Input:
┌──
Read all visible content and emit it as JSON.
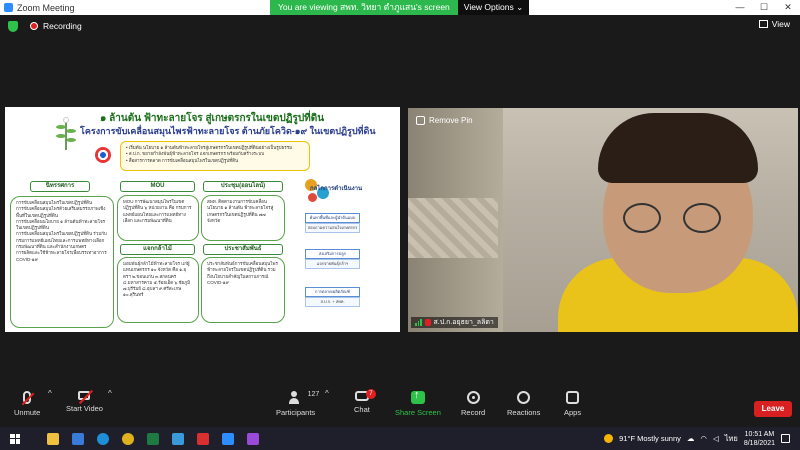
{
  "window": {
    "title": "Zoom Meeting",
    "share_banner": "You are viewing สพท. วิทยา ตำภูแสน's screen",
    "view_options": "View Options"
  },
  "topbar": {
    "recording_label": "Recording",
    "view_label": "View"
  },
  "slide": {
    "title_line1": "๑ ล้านต้น ฟ้าทะลายโจร สู่เกษตรกรในเขตปฏิรูปที่ดิน",
    "title_line2": "โครงการขับเคลื่อนสมุนไพรฟ้าทะลายโจร ต้านภัยโควิด-๑๙ ในเขตปฏิรูปที่ดิน",
    "objectives": [
      "เริ่มต้น นโยบาย ๑ ล้านต้นฟ้าทะลายโจรสู่เกษตรกรในเขตปฏิรูปที่ดินอย่างเป็นรูปธรรม",
      "ส.ป.ก. ขยายกำลังพันธุ์ฟ้าทะลายโจร แจกเกษตรกร พร้อมกับสร้างระบบ",
      "สื่อสารการตลาด การขับเคลื่อนสมุนไพรในเขตปฏิรูปที่ดิน"
    ],
    "sections": [
      {
        "tag": "นิทรรศการ",
        "items": [
          "การขับเคลื่อนสมุนไพรในเขตปฏิรูปที่ดิน",
          "การขับเคลื่อนสมุนไพรด้วยเสริมสมรรถภาพเชิงพื้นที่ในเขตปฏิรูปที่ดิน",
          "การขับเคลื่อนนโยบาย ๑ ล้านต้นฟ้าทะลายโจร ในเขตปฏิรูปที่ดิน",
          "การขับเคลื่อนสมุนไพรในเขตปฏิรูปที่ดิน ร่วมกับ กรมการแพทย์แผนไทยและการแพทย์ทางเลือก",
          "กรมพัฒนาที่ดิน และสำนักงานเกษตร",
          "การผลิตและใช้ฟ้าทะลายโจรเพื่อบรรเทาอาการ COVID-๑๙"
        ]
      },
      {
        "tag": "MOU",
        "items": [
          "MOU การพัฒนาสมุนไพรในเขตปฏิรูปที่ดิน ๖ หน่วยงาน คือ กรมการแพทย์แผนไทยและการแพทย์ทางเลือก และกรมพัฒนาที่ดิน"
        ]
      },
      {
        "tag": "แจกกล้าไม้",
        "items": [
          "มอบพันธุ์กล้าไม้ฟ้าทะลายโจร แก่ผู้แทนเกษตรกร ๑๐ จังหวัด คือ ๑.อุดรฯ ๒.ขอนแก่น ๓.สกลนคร ๔.มหาสารคาม ๕.ร้อยเอ็ด ๖.ชัยภูมิ ๗.บุรีรัมย์ ๘.อุบลฯ ๙.ศรีสะเกษ ๑๐.สุรินทร์"
        ]
      },
      {
        "tag": "ประชุม(ออนไลน์)",
        "items": [
          "สพท. ติดตามงานการขับเคลื่อนนโยบาย ๑ ล้านต้น ฟ้าทะลายโจรสู่เกษตรกรในเขตปฏิรูปที่ดิน ๗๗ จังหวัด"
        ]
      },
      {
        "tag": "ประชาสัมพันธ์",
        "items": [
          "ประชาสัมพันธ์การขับเคลื่อนสมุนไพรฟ้าทะลายโจรในเขตปฏิรูปที่ดิน รวมถึงนโยบายสำคัญในสถานการณ์ COVID-๑๙"
        ]
      }
    ],
    "process": {
      "title": "กลไกการดำเนินงาน",
      "steps": [
        {
          "label": "ค้นหาพื้นที่และผู้นำต้นแบบ",
          "sub": "สอบถามความสนใจเกษตรกร"
        },
        {
          "label": "ส่งเสริมการปลูก",
          "sub": "แจกจ่ายพันธุ์กล้าฯ"
        },
        {
          "label": "การตลาด/ผลิตภัณฑ์",
          "sub": "ส.ป.ก. + สพท."
        }
      ]
    }
  },
  "video": {
    "remove_pin": "Remove Pin",
    "participant_name": "ส.ป.ก.อยุธยา_ลลิตา"
  },
  "toolbar": {
    "unmute": "Unmute",
    "start_video": "Start Video",
    "participants": "Participants",
    "participants_count": "127",
    "chat": "Chat",
    "chat_badge": "7",
    "share_screen": "Share Screen",
    "record": "Record",
    "reactions": "Reactions",
    "apps": "Apps",
    "leave": "Leave"
  },
  "taskbar": {
    "weather": "91°F  Mostly sunny",
    "language": "ไทย",
    "time": "10:51 AM",
    "date": "8/18/2021"
  },
  "colors": {
    "share_green": "#2db84d",
    "leave_red": "#d82020",
    "record_red": "#e02020",
    "slide_green": "#5aa34a",
    "slide_yellow": "#f2c200"
  }
}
└──
What this task involves: Pictures stay out; reproduce every line of the records exactly.

Output for this task:
Read all visible content and emit it as JSON.
{
  "window": {
    "title": "Zoom Meeting",
    "share_banner": "You are viewing สพท. วิทยา ตำภูแสน's screen",
    "view_options": "View Options"
  },
  "topbar": {
    "recording_label": "Recording",
    "view_label": "View"
  },
  "slide": {
    "title_line1": "๑ ล้านต้น ฟ้าทะลายโจร สู่เกษตรกรในเขตปฏิรูปที่ดิน",
    "title_line2": "โครงการขับเคลื่อนสมุนไพรฟ้าทะลายโจร ต้านภัยโควิด-๑๙ ในเขตปฏิรูปที่ดิน",
    "objectives": [
      "เริ่มต้น นโยบาย ๑ ล้านต้นฟ้าทะลายโจรสู่เกษตรกรในเขตปฏิรูปที่ดินอย่างเป็นรูปธรรม",
      "ส.ป.ก. ขยายกำลังพันธุ์ฟ้าทะลายโจร แจกเกษตรกร พร้อมกับสร้างระบบ",
      "สื่อสารการตลาด การขับเคลื่อนสมุนไพรในเขตปฏิรูปที่ดิน"
    ],
    "sections": [
      {
        "tag": "นิทรรศการ",
        "items": [
          "การขับเคลื่อนสมุนไพรในเขตปฏิรูปที่ดิน",
          "การขับเคลื่อนสมุนไพรด้วยเสริมสมรรถภาพเชิงพื้นที่ในเขตปฏิรูปที่ดิน",
          "การขับเคลื่อนนโยบาย ๑ ล้านต้นฟ้าทะลายโจร ในเขตปฏิรูปที่ดิน",
          "การขับเคลื่อนสมุนไพรในเขตปฏิรูปที่ดิน ร่วมกับ กรมการแพทย์แผนไทยและการแพทย์ทางเลือก",
          "กรมพัฒนาที่ดิน และสำนักงานเกษตร",
          "การผลิตและใช้ฟ้าทะลายโจรเพื่อบรรเทาอาการ COVID-๑๙"
        ]
      },
      {
        "tag": "MOU",
        "items": [
          "MOU การพัฒนาสมุนไพรในเขตปฏิรูปที่ดิน ๖ หน่วยงาน คือ กรมการแพทย์แผนไทยและการแพทย์ทางเลือก และกรมพัฒนาที่ดิน"
        ]
      },
      {
        "tag": "แจกกล้าไม้",
        "items": [
          "มอบพันธุ์กล้าไม้ฟ้าทะลายโจร แก่ผู้แทนเกษตรกร ๑๐ จังหวัด คือ ๑.อุดรฯ ๒.ขอนแก่น ๓.สกลนคร ๔.มหาสารคาม ๕.ร้อยเอ็ด ๖.ชัยภูมิ ๗.บุรีรัมย์ ๘.อุบลฯ ๙.ศรีสะเกษ ๑๐.สุรินทร์"
        ]
      },
      {
        "tag": "ประชุม(ออนไลน์)",
        "items": [
          "สพท. ติดตามงานการขับเคลื่อนนโยบาย ๑ ล้านต้น ฟ้าทะลายโจรสู่เกษตรกรในเขตปฏิรูปที่ดิน ๗๗ จังหวัด"
        ]
      },
      {
        "tag": "ประชาสัมพันธ์",
        "items": [
          "ประชาสัมพันธ์การขับเคลื่อนสมุนไพรฟ้าทะลายโจรในเขตปฏิรูปที่ดิน รวมถึงนโยบายสำคัญในสถานการณ์ COVID-๑๙"
        ]
      }
    ],
    "process": {
      "title": "กลไกการดำเนินงาน",
      "steps": [
        {
          "label": "ค้นหาพื้นที่และผู้นำต้นแบบ",
          "sub": "สอบถามความสนใจเกษตรกร"
        },
        {
          "label": "ส่งเสริมการปลูก",
          "sub": "แจกจ่ายพันธุ์กล้าฯ"
        },
        {
          "label": "การตลาด/ผลิตภัณฑ์",
          "sub": "ส.ป.ก. + สพท."
        }
      ]
    }
  },
  "video": {
    "remove_pin": "Remove Pin",
    "participant_name": "ส.ป.ก.อยุธยา_ลลิตา"
  },
  "toolbar": {
    "unmute": "Unmute",
    "start_video": "Start Video",
    "participants": "Participants",
    "participants_count": "127",
    "chat": "Chat",
    "chat_badge": "7",
    "share_screen": "Share Screen",
    "record": "Record",
    "reactions": "Reactions",
    "apps": "Apps",
    "leave": "Leave"
  },
  "taskbar": {
    "weather": "91°F  Mostly sunny",
    "language": "ไทย",
    "time": "10:51 AM",
    "date": "8/18/2021"
  },
  "colors": {
    "share_green": "#2db84d",
    "leave_red": "#d82020",
    "record_red": "#e02020",
    "slide_green": "#5aa34a",
    "slide_yellow": "#f2c200"
  }
}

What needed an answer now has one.